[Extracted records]
▶

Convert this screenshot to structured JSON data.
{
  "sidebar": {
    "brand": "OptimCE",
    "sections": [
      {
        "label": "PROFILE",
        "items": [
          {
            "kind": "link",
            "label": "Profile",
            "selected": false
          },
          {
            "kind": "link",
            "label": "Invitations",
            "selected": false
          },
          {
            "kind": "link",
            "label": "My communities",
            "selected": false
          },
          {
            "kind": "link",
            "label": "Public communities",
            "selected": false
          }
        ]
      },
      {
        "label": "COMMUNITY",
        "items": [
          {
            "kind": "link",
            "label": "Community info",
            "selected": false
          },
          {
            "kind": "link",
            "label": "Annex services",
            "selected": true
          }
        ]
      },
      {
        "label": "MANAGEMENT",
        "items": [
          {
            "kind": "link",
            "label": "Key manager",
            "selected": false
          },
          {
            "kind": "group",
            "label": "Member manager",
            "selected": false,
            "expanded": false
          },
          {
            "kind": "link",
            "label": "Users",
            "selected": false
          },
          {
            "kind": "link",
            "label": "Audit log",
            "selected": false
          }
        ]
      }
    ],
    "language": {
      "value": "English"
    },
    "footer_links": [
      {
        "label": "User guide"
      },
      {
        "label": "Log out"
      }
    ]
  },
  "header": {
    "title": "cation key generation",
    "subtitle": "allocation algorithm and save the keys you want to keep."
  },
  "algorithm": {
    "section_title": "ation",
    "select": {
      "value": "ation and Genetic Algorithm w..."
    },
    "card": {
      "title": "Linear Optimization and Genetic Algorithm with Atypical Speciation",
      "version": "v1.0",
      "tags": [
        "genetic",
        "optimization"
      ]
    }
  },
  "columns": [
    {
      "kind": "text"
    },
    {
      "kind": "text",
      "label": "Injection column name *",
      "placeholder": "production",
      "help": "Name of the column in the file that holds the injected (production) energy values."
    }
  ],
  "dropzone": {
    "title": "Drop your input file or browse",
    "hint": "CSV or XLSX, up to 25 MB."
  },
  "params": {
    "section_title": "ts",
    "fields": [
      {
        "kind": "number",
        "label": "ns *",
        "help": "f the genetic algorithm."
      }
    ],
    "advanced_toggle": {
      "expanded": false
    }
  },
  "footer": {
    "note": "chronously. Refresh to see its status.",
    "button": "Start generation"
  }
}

◀

▸ REQUIRED WORK
The full set of records should be duplicated exactly.

▸ RESPONSE
Convert this screenshot to structured JSON data.
{
  "sidebar": {
    "brand": "OptimCE",
    "sections": [
      {
        "label": "PROFILE",
        "items": [
          {
            "kind": "link",
            "label": "Profile",
            "selected": false
          },
          {
            "kind": "link",
            "label": "Invitations",
            "selected": false
          },
          {
            "kind": "link",
            "label": "My communities",
            "selected": false
          },
          {
            "kind": "link",
            "label": "Public communities",
            "selected": false
          }
        ]
      },
      {
        "label": "COMMUNITY",
        "items": [
          {
            "kind": "link",
            "label": "Community info",
            "selected": false
          },
          {
            "kind": "link",
            "label": "Annex services",
            "selected": true
          }
        ]
      },
      {
        "label": "MANAGEMENT",
        "items": [
          {
            "kind": "link",
            "label": "Key manager",
            "selected": false
          },
          {
            "kind": "group",
            "label": "Member manager",
            "selected": false,
            "expanded": false
          },
          {
            "kind": "link",
            "label": "Users",
            "selected": false
          },
          {
            "kind": "link",
            "label": "Audit log",
            "selected": false
          }
        ]
      }
    ],
    "language": {
      "value": "English"
    },
    "footer_links": [
      {
        "label": "User guide"
      },
      {
        "label": "Log out"
      }
    ]
  },
  "header": {
    "title": "cation key generation",
    "subtitle": "allocation algorithm and save the keys you want to keep."
  },
  "algorithm": {
    "section_title": "ation",
    "select": {
      "value": "ation and Genetic Algorithm w..."
    },
    "card": {
      "title": "Linear Optimization and Genetic Algorithm with Atypical Speciation",
      "version": "v1.0",
      "tags": [
        "genetic",
        "optimization"
      ]
    }
  },
  "columns": [
    {
      "kind": "text"
    },
    {
      "kind": "text",
      "label": "Injection column name *",
      "placeholder": "production",
      "help": "Name of the column in the file that holds the injected (production) energy values."
    }
  ],
  "dropzone": {
    "title": "Drop your input file or browse",
    "hint": "CSV or XLSX, up to 25 MB."
  },
  "params": {
    "section_title": "ts",
    "fields": [
      {
        "kind": "number",
        "label": "ns *",
        "help": "f the genetic algorithm."
      }
    ],
    "advanced_toggle": {
      "expanded": false
    }
  },
  "footer": {
    "note": "chronously. Refresh to see its status.",
    "button": "Start generation"
  }
}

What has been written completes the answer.